Job: Copy out each line of the data holding "经甲乙双方协商".
──────── Entries supplied ────────
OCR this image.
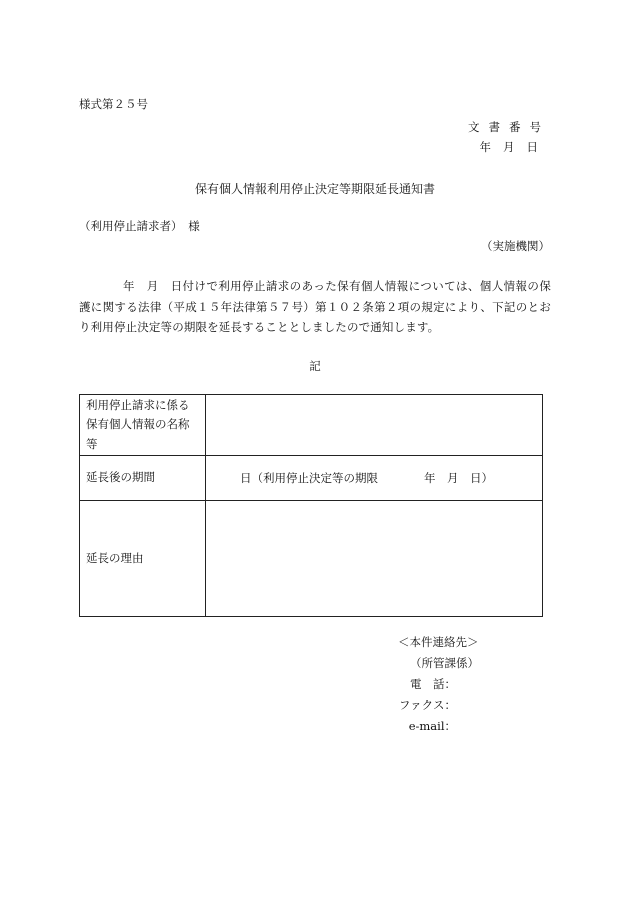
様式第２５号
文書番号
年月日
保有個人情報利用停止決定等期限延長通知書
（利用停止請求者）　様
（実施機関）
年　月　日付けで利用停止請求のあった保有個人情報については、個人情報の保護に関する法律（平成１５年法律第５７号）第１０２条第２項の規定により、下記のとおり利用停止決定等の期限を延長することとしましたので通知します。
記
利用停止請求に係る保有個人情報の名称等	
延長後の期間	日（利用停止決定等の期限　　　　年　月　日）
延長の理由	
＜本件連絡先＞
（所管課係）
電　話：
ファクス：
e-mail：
────────
──────── Entries supplied ────────
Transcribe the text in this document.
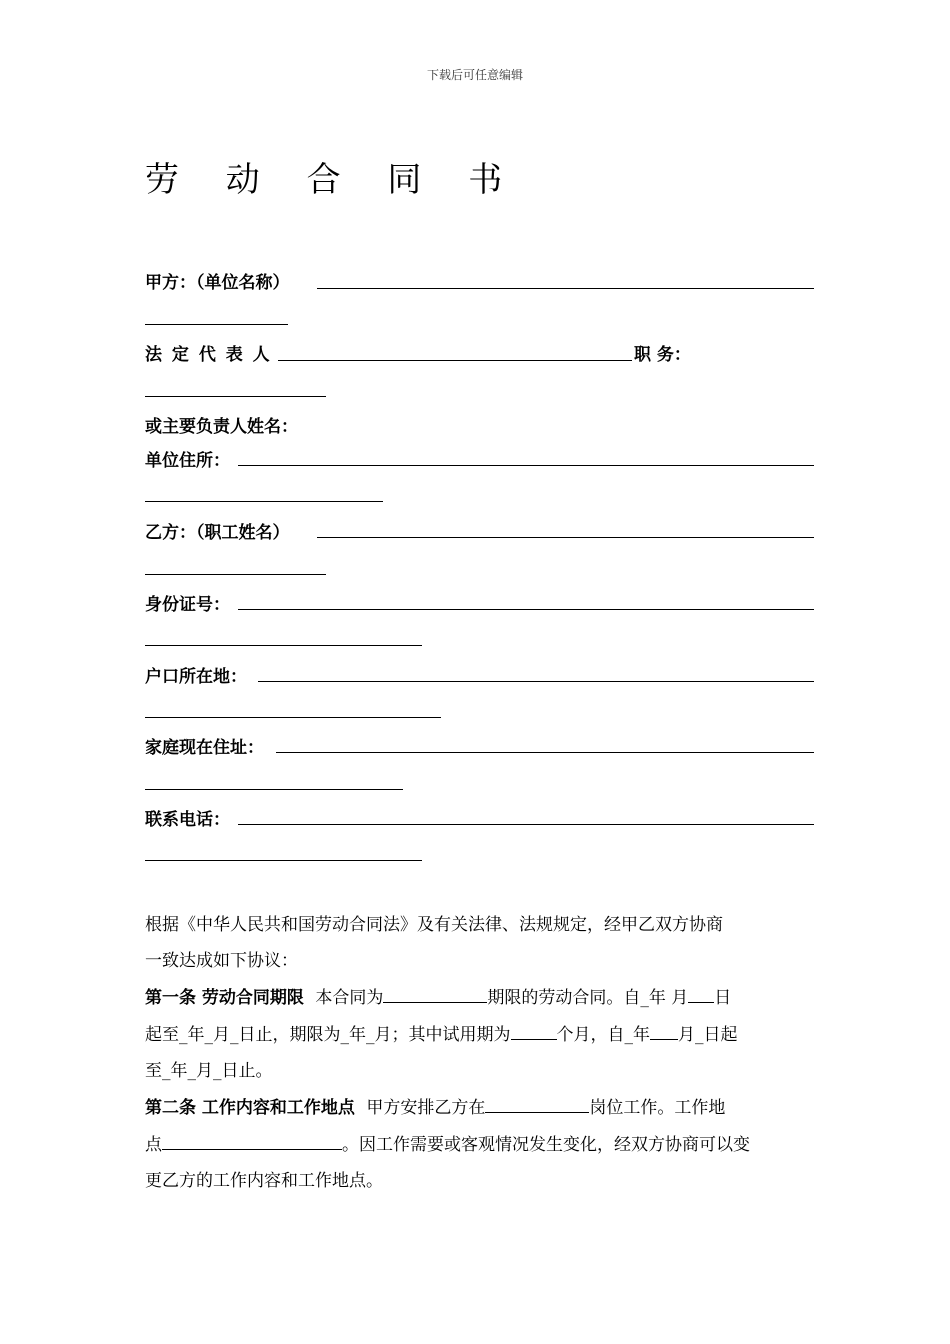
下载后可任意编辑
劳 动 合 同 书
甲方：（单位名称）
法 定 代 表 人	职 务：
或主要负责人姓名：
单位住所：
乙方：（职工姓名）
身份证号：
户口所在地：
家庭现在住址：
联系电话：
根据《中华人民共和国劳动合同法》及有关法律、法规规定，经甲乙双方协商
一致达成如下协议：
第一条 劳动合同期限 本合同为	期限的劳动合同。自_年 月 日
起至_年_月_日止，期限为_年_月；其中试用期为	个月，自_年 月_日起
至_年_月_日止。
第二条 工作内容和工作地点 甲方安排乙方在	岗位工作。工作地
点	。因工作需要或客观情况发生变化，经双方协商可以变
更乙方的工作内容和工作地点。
────────
──────── Entries supplied ────────
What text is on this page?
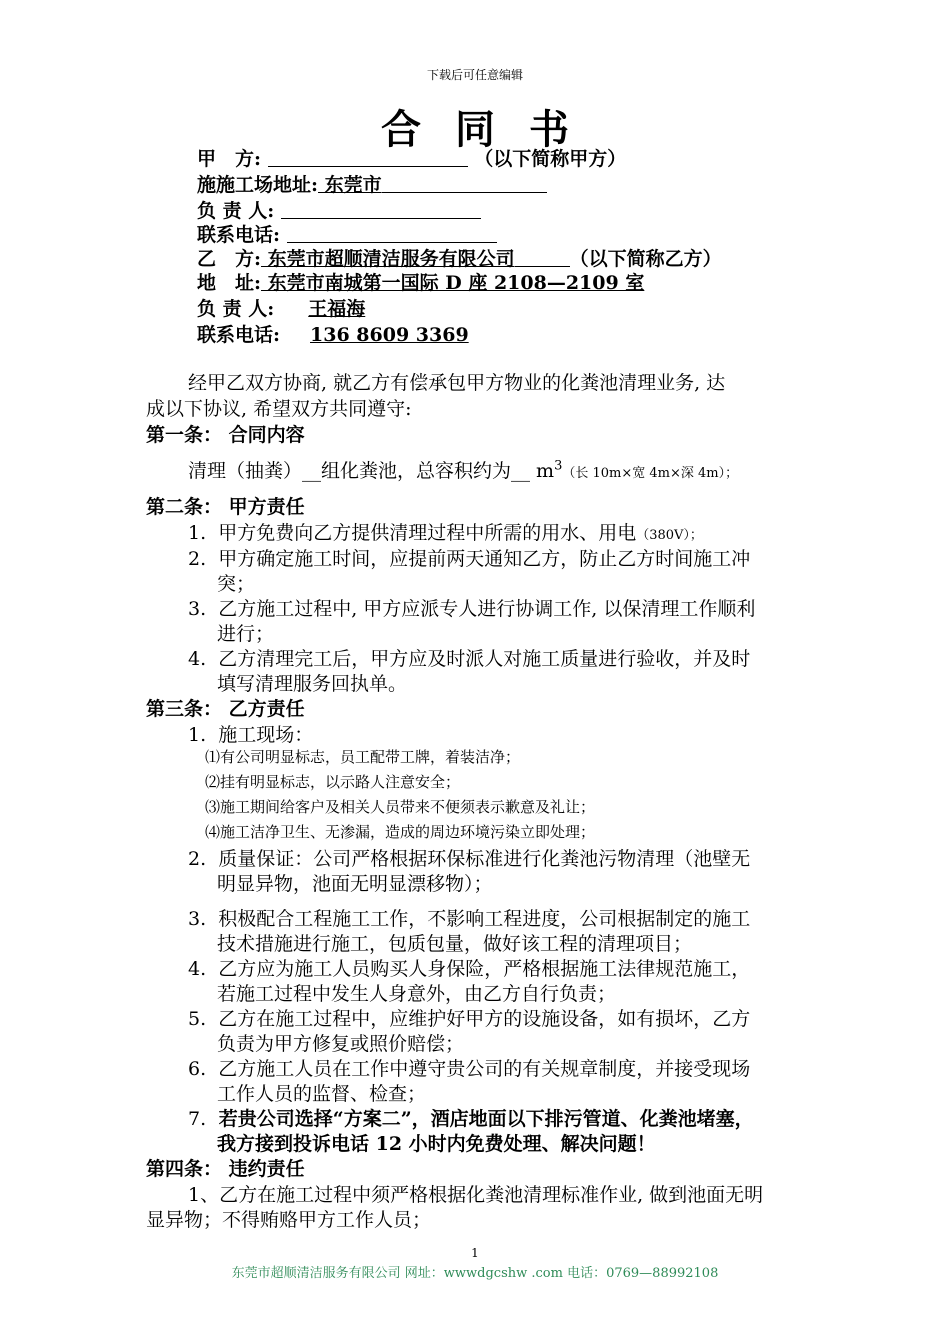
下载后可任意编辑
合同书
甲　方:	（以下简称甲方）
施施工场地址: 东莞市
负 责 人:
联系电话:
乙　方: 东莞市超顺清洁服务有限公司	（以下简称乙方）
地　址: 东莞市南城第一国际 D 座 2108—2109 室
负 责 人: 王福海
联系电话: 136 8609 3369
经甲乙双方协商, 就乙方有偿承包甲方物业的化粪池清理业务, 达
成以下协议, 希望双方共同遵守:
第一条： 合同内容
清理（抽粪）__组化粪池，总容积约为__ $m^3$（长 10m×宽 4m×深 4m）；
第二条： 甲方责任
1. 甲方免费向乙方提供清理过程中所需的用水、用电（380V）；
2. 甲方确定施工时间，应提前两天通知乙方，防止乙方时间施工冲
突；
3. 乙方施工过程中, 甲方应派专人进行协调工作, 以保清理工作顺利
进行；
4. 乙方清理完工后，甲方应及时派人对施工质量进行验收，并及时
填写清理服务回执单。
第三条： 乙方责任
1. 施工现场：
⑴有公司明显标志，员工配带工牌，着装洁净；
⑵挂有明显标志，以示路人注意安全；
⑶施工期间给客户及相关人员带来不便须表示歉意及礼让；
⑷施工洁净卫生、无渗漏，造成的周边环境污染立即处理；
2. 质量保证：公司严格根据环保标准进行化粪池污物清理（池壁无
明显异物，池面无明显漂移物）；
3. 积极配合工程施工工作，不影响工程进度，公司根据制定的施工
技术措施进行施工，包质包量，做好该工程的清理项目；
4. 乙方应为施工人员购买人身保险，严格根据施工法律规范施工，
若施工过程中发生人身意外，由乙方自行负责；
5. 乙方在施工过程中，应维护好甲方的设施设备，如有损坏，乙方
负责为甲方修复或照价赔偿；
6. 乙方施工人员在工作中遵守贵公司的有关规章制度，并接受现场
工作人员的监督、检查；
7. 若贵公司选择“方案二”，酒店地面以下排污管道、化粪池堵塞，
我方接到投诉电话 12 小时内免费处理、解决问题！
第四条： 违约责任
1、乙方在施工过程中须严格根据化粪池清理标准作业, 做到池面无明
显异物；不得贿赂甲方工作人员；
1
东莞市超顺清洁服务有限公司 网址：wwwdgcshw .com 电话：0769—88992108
────────
Task solution:
根据《中华人民共和国劳动合同法》及有关法律、法规规定，经甲乙双方协商
经甲乙双方协商, 就乙方有偿承包甲方物业的化粪池清理业务, 达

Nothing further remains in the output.